PROMPT: Restate each of the lines given below, word for word.

RECORDS SHOWN:
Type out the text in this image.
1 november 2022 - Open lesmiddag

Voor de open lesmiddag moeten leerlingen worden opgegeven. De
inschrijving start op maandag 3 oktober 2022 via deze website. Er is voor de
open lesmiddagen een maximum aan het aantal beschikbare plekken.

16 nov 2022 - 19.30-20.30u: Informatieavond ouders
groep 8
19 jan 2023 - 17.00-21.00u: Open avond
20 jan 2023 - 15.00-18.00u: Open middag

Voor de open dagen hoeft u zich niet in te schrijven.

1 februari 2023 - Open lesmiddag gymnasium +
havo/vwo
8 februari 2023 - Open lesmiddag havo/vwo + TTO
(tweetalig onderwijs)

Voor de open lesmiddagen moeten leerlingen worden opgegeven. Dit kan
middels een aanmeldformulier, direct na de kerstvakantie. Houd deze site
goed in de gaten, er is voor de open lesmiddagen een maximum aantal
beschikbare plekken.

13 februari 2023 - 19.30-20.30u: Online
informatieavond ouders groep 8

TASK RESPONSE:
Type out the text in this image.
1 november 2022 - Open lesmiddag

Voor de open lesmiddag moeten leerlingen worden opgegeven. De
inschrijving start op maandag 3 oktober 2022 via deze website. Er is voor de
open lesmiddagen een maximum aan het aantal beschikbare plekken.

16 nov 2022 - 19.30-20.30u: Informatieavond ouders
groep 8
19 jan 2023 - 17.00-21.00u: Open avond
20 jan 2023 - 15.00-18.00u: Open middag

Voor de open dagen hoeft u zich niet in te schrijven.

1 februari 2023 - Open lesmiddag gymnasium +
havo/vwo
8 februari 2023 - Open lesmiddag havo/vwo + TTO
(tweetalig onderwijs)

Voor de open lesmiddagen moeten leerlingen worden opgegeven. Dit kan
middels een aanmeldformulier, direct na de kerstvakantie. Houd deze site
goed in de gaten, er is voor de open lesmiddagen een maximum aantal
beschikbare plekken.

13 februari 2023 - 19.30-20.30u: Online
informatieavond ouders groep 8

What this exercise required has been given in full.